Task to complete: Looking at the listing, state how many of its lines contain the string "SECRETARIA". Write only the number.

*** Material for this exercise

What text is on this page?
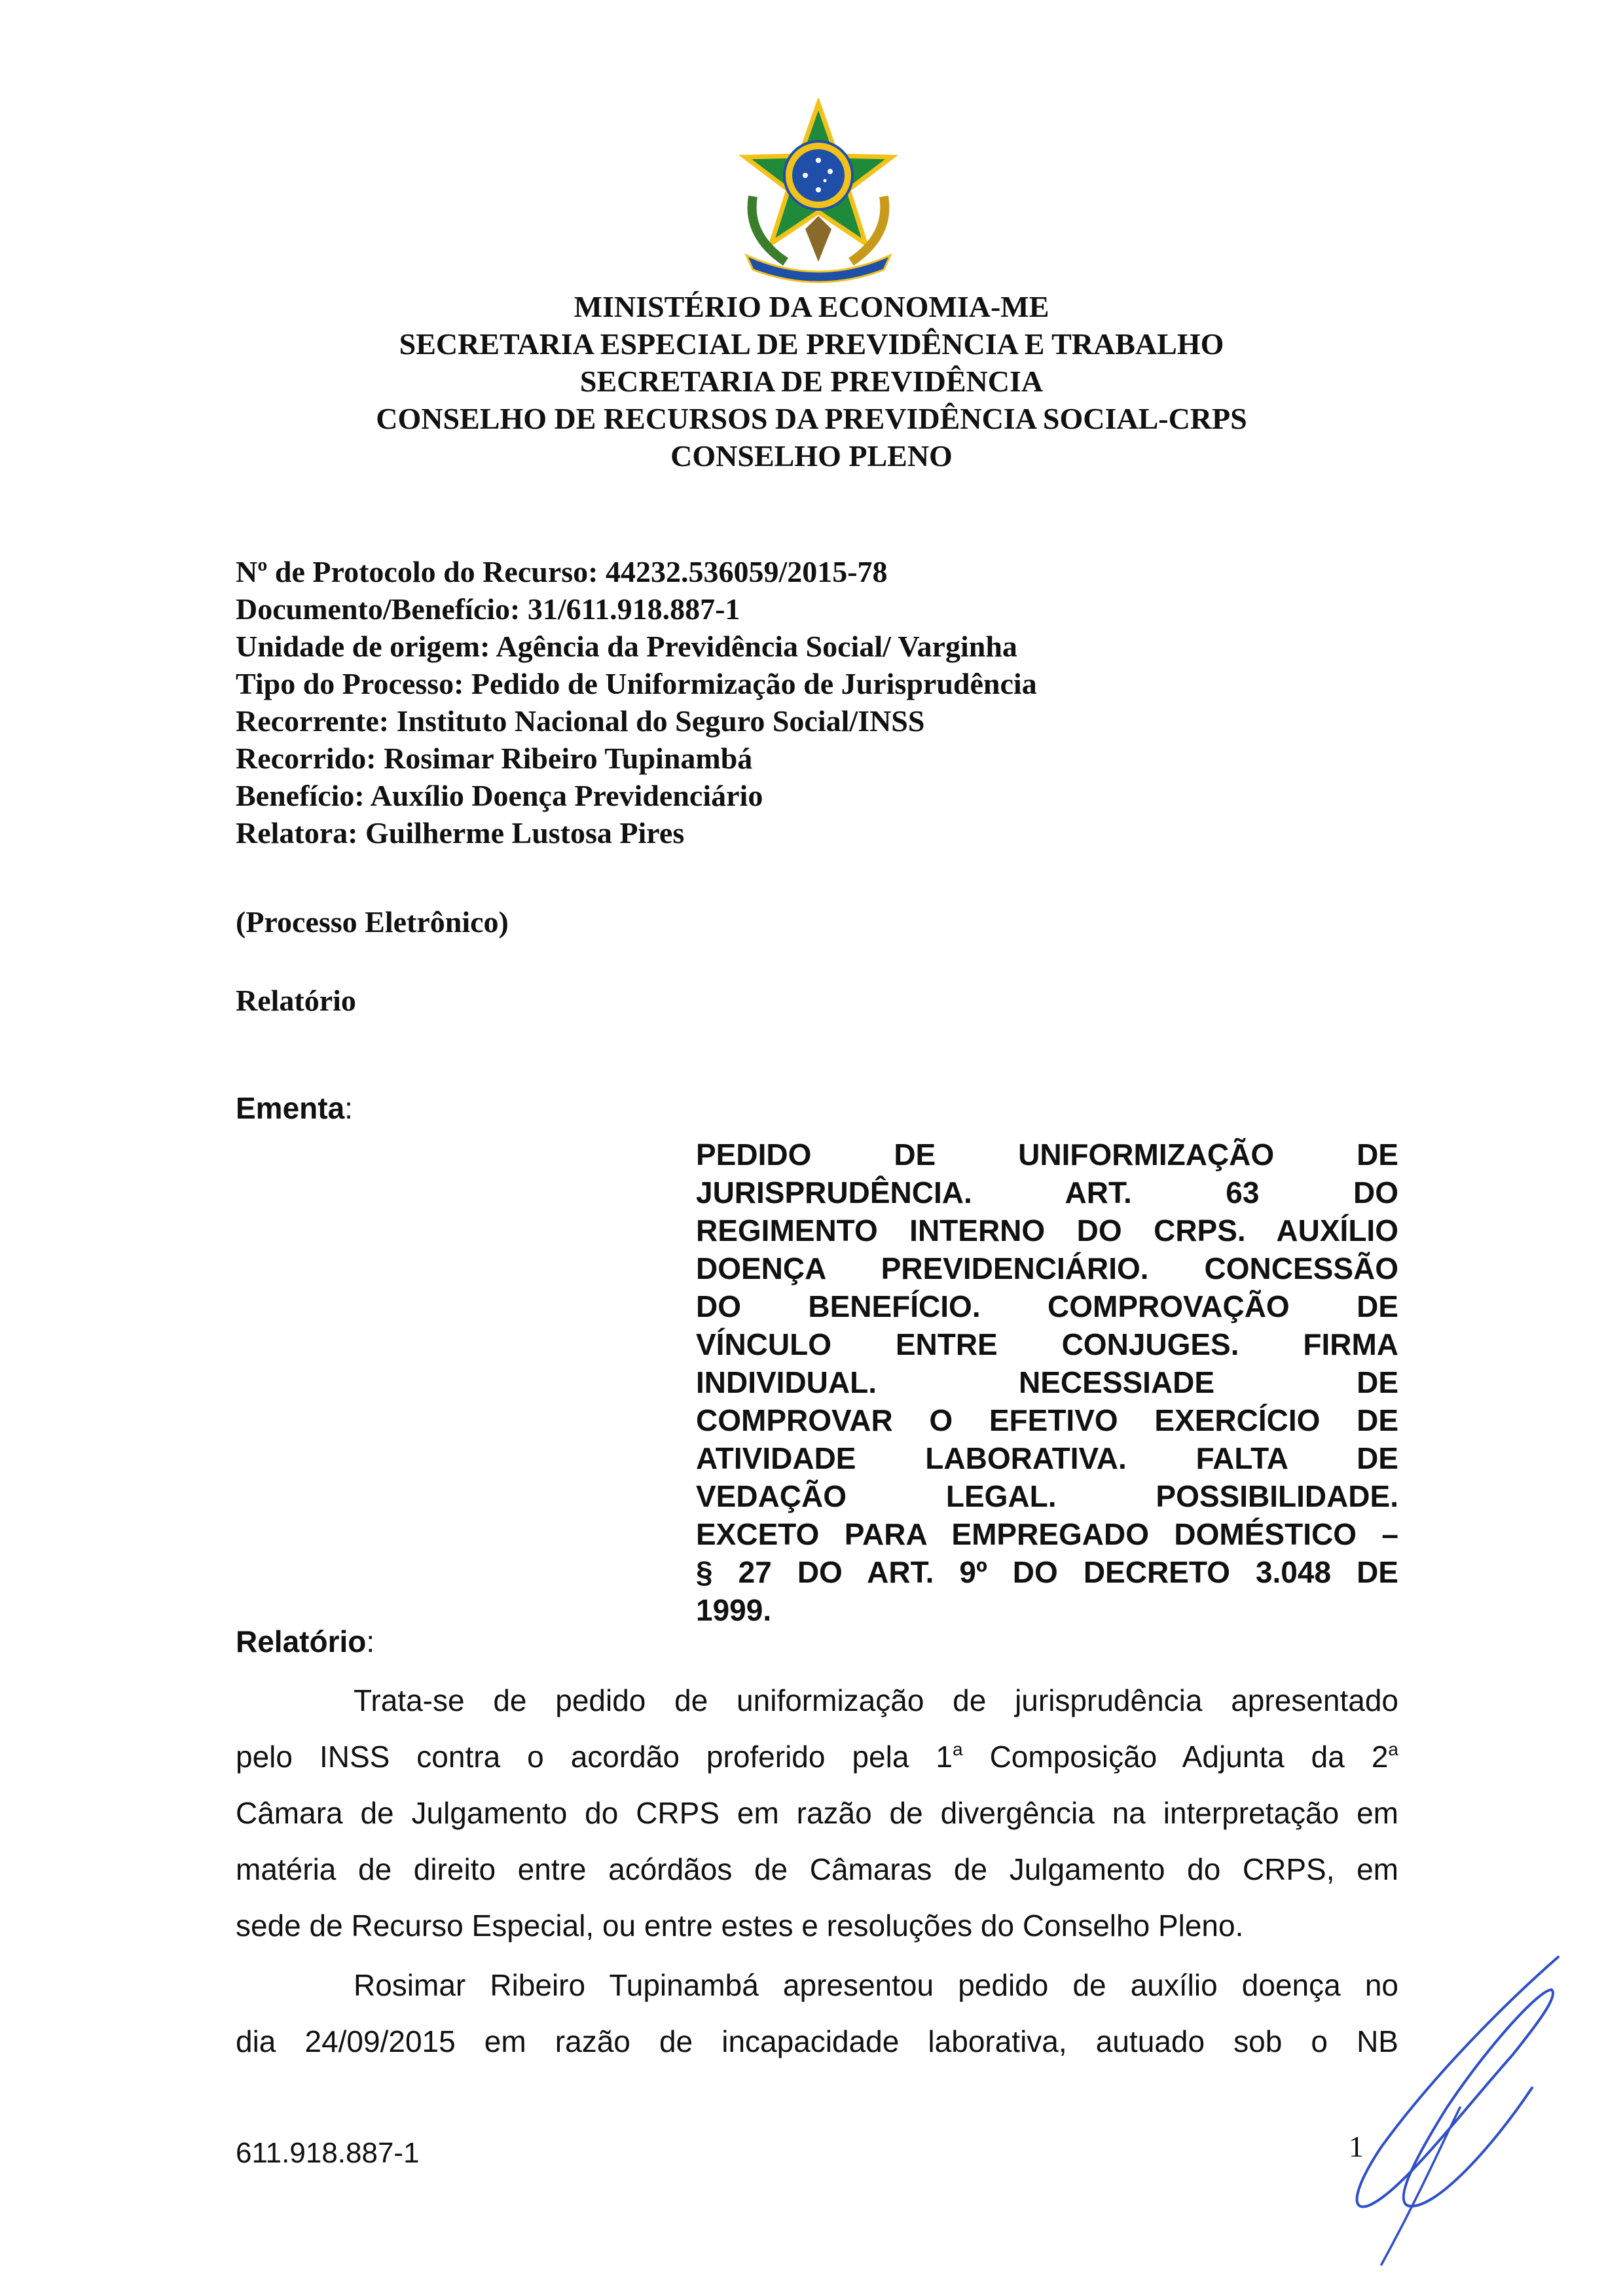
MINISTÉRIO DA ECONOMIA-ME
SECRETARIA ESPECIAL DE PREVIDÊNCIA E TRABALHO
SECRETARIA DE PREVIDÊNCIA
CONSELHO DE RECURSOS DA PREVIDÊNCIA SOCIAL-CRPS
CONSELHO PLENO
Nº de Protocolo do Recurso: 44232.536059/2015-78
Documento/Benefício: 31/611.918.887-1
Unidade de origem: Agência da Previdência Social/ Varginha
Tipo do Processo: Pedido de Uniformização de Jurisprudência
Recorrente: Instituto Nacional do Seguro Social/INSS
Recorrido: Rosimar Ribeiro Tupinambá
Benefício: Auxílio Doença Previdenciário
Relatora: Guilherme Lustosa Pires
(Processo Eletrônico)
Relatório
Ementa:
PEDIDO DE UNIFORMIZAÇÃO DE
JURISPRUDÊNCIA. ART. 63 DO
REGIMENTO INTERNO DO CRPS. AUXÍLIO
DOENÇA PREVIDENCIÁRIO. CONCESSÃO
DO BENEFÍCIO. COMPROVAÇÃO DE
VÍNCULO ENTRE CONJUGES. FIRMA
INDIVIDUAL. NECESSIADE DE
COMPROVAR O EFETIVO EXERCÍCIO DE
ATIVIDADE LABORATIVA. FALTA DE
VEDAÇÃO LEGAL. POSSIBILIDADE.
EXCETO PARA EMPREGADO DOMÉSTICO –
§ 27 DO ART. 9º DO DECRETO 3.048 DE
1999.
Relatório:
Trata-se de pedido de uniformização de jurisprudência apresentado
pelo INSS contra o acordão proferido pela 1$^a$ Composição Adjunta da 2$^a$
Câmara de Julgamento do CRPS em razão de divergência na interpretação em
matéria de direito entre acórdãos de Câmaras de Julgamento do CRPS, em
sede de Recurso Especial, ou entre estes e resoluções do Conselho Pleno.
Rosimar Ribeiro Tupinambá apresentou pedido de auxílio doença no
dia 24/09/2015 em razão de incapacidade laborativa, autuado sob o NB
611.918.887-1	1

******

Full output: 2